● JOB: Identify and reproduce every line holding the string "name".

● DATA EXCERPTS:
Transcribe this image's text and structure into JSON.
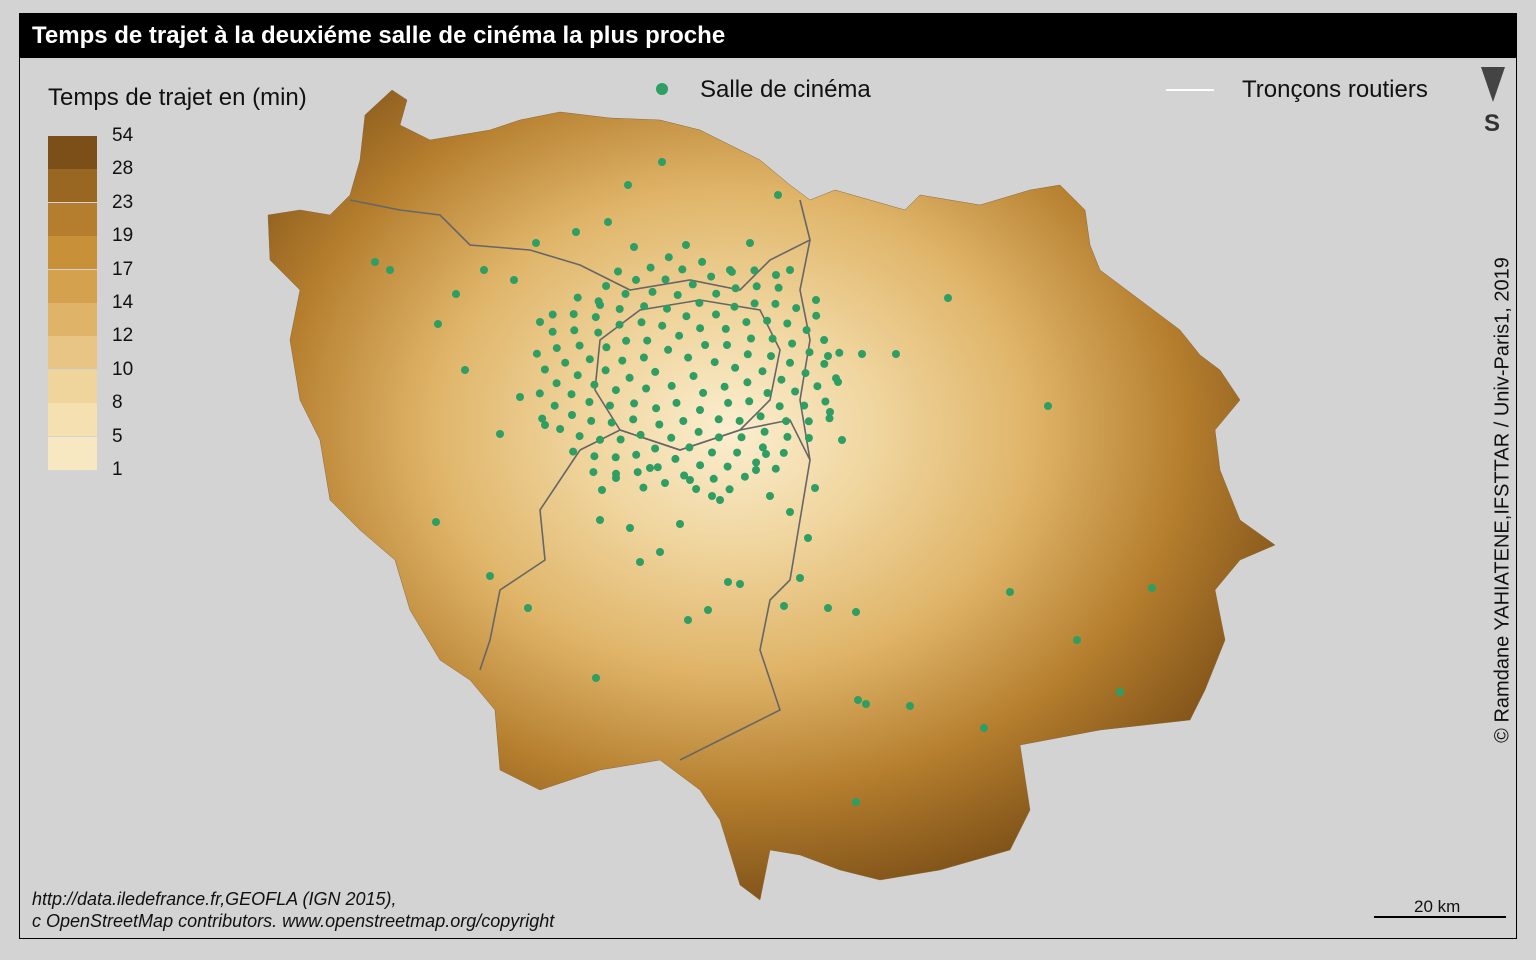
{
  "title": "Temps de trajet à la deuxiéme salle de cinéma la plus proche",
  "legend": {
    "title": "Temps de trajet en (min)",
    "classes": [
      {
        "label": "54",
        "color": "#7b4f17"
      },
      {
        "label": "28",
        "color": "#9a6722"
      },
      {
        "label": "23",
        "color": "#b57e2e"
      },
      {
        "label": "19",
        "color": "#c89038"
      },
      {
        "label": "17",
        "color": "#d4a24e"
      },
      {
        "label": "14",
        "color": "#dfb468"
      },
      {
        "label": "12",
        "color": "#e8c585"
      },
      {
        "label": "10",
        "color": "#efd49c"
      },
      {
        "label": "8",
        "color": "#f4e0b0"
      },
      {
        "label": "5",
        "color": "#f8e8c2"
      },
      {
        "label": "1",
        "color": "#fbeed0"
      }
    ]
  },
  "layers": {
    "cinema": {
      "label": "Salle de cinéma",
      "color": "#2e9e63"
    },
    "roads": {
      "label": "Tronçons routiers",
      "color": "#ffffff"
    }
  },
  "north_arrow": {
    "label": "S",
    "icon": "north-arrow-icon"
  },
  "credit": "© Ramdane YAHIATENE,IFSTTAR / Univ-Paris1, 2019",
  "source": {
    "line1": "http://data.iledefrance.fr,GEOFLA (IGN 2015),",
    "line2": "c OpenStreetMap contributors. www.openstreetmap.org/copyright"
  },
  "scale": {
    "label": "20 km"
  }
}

--

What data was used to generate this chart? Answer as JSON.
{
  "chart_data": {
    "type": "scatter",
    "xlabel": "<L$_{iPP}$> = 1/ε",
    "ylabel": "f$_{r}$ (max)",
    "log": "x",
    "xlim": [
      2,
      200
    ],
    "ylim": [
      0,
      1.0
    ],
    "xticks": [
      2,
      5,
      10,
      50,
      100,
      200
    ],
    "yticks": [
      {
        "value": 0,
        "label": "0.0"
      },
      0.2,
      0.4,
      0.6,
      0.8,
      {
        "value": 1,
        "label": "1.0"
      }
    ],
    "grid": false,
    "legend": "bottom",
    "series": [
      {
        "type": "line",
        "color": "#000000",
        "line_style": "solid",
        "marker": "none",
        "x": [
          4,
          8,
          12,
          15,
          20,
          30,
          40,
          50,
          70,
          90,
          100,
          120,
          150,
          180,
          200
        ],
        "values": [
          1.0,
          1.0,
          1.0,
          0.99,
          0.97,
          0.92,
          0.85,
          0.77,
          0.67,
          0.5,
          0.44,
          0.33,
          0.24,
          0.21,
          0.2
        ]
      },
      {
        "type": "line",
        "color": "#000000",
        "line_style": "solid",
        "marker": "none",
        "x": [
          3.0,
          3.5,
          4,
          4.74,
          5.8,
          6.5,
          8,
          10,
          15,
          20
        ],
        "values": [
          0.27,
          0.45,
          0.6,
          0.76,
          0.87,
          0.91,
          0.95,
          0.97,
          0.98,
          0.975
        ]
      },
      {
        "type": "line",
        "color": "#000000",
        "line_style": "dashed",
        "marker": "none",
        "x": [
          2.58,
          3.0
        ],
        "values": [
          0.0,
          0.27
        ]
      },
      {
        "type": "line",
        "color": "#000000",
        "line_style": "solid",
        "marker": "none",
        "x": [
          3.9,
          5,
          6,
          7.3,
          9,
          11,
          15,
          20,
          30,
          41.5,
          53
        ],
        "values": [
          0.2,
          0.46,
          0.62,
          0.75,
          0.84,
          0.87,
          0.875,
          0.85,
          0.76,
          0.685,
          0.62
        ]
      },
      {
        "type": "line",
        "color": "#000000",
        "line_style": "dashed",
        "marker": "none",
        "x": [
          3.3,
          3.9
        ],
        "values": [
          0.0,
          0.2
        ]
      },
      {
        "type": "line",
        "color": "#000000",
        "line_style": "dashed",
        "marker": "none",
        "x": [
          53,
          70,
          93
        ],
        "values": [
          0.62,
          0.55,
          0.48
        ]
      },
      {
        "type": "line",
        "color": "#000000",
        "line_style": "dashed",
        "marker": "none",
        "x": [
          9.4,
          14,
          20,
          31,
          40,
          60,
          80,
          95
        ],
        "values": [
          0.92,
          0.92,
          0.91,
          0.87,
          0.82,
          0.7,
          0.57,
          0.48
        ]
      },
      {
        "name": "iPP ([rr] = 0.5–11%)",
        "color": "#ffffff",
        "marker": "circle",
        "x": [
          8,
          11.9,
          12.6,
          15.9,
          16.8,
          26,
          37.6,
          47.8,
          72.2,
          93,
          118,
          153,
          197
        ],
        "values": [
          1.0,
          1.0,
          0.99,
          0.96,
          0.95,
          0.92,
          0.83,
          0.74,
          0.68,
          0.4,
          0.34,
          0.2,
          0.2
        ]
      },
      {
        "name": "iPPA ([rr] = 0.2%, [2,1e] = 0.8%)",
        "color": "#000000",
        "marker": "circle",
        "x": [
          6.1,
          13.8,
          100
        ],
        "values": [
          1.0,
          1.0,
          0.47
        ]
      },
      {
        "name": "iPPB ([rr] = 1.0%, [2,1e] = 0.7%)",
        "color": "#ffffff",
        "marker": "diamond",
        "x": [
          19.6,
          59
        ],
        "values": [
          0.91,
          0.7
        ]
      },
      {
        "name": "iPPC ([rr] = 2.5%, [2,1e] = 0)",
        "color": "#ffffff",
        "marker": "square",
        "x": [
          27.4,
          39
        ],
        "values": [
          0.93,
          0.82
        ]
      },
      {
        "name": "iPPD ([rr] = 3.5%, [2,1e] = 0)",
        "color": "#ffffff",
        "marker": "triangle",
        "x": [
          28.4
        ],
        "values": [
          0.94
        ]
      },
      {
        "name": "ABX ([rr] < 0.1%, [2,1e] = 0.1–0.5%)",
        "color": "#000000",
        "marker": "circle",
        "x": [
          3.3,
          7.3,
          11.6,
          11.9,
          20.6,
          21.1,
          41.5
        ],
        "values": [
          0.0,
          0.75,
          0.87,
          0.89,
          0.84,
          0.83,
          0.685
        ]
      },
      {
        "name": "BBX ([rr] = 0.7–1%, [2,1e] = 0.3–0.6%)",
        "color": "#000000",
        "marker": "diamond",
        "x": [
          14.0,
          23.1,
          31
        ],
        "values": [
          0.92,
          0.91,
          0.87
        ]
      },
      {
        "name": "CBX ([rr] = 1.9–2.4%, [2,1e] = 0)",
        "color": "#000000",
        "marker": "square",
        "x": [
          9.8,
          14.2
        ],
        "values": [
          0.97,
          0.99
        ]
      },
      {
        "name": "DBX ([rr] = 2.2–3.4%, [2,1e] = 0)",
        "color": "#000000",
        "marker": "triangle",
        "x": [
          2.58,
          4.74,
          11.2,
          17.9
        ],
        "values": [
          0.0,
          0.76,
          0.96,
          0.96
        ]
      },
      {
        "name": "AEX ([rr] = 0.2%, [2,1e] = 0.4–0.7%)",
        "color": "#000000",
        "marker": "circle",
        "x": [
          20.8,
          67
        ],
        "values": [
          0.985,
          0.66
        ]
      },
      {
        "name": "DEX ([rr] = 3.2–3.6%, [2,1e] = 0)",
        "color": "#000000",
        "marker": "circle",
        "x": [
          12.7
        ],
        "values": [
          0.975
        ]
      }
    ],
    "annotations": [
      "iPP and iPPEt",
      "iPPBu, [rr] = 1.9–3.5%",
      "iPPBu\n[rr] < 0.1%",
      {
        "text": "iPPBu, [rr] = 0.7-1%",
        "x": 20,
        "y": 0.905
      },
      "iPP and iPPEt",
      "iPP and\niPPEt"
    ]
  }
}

● SOLUTION BELOW:
        "name": "iPP ([rr] = 0.5–11%)",
        "name": "iPPA ([rr] = 0.2%, [2,1e] = 0.8%)",
        "name": "iPPB ([rr] = 1.0%, [2,1e] = 0.7%)",
        "name": "iPPC ([rr] = 2.5%, [2,1e] = 0)",
        "name": "iPPD ([rr] = 3.5%, [2,1e] = 0)",
        "name": "ABX ([rr] < 0.1%, [2,1e] = 0.1–0.5%)",
        "name": "BBX ([rr] = 0.7–1%, [2,1e] = 0.3–0.6%)",
        "name": "CBX ([rr] = 1.9–2.4%, [2,1e] = 0)",
        "name": "DBX ([rr] = 2.2–3.4%, [2,1e] = 0)",
        "name": "AEX ([rr] = 0.2%, [2,1e] = 0.4–0.7%)",
        "name": "DEX ([rr] = 3.2–3.6%, [2,1e] = 0)",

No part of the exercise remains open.